(Recorded data)
--------------------------------------------------

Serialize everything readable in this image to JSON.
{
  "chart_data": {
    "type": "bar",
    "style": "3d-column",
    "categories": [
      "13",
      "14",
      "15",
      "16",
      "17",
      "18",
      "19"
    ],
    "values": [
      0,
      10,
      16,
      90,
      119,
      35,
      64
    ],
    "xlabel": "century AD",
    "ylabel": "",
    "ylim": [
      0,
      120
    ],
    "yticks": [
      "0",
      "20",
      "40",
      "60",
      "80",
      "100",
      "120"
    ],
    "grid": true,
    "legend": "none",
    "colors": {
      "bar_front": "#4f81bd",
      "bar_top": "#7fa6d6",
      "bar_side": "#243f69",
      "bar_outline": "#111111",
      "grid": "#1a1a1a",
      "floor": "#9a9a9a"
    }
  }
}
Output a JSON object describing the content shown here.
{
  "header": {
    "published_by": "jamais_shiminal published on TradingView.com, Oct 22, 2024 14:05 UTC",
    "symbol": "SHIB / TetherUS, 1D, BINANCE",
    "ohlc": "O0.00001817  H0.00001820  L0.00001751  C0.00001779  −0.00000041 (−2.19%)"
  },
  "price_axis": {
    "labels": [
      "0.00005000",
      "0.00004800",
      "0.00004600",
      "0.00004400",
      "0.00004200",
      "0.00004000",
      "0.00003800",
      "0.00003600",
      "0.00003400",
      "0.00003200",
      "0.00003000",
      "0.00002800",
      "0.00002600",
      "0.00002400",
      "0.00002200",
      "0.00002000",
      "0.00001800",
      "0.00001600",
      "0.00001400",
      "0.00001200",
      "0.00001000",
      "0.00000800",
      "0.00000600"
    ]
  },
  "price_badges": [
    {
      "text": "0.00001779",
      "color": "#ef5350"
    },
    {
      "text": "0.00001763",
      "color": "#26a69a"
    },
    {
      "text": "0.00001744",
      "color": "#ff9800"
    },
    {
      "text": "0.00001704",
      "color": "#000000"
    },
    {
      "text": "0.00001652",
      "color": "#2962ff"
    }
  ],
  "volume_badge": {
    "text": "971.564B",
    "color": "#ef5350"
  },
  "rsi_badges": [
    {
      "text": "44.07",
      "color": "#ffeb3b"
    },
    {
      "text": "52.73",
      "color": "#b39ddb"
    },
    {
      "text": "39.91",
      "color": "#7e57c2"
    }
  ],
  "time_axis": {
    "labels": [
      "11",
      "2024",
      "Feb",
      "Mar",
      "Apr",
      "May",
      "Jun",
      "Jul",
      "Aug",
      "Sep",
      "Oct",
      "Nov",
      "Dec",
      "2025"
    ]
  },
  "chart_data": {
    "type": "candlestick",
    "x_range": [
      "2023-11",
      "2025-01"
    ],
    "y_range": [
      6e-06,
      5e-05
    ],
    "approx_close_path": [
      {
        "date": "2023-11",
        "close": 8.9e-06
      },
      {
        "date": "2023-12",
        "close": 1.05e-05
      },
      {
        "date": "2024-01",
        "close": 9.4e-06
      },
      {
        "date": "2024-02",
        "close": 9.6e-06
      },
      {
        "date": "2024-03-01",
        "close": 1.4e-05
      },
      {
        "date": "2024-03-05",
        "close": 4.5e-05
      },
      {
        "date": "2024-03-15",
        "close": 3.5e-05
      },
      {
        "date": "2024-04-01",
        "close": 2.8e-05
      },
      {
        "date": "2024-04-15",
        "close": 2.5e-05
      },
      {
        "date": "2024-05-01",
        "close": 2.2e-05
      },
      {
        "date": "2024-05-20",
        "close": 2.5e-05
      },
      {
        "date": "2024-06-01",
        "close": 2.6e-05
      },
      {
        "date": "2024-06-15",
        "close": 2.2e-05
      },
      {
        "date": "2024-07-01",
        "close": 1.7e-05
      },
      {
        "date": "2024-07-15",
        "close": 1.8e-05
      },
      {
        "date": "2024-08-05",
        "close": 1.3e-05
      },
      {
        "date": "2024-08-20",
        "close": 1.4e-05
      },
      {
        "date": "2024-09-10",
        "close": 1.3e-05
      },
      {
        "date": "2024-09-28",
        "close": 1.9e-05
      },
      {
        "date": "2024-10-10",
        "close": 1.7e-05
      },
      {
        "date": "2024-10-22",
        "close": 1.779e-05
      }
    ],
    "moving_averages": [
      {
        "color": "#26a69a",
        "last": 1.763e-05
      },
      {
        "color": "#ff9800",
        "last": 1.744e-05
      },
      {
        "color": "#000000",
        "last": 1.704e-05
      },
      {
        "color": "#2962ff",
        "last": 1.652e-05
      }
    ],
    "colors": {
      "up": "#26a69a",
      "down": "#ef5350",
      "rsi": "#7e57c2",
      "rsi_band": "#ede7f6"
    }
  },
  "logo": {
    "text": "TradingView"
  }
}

--------------------------------------------------

List all lines holding the string "TradingView".

    "published_by": "jamais_shiminal published on TradingView.com, Oct 22, 2024 14:05 UTC",
    "text": "TradingView"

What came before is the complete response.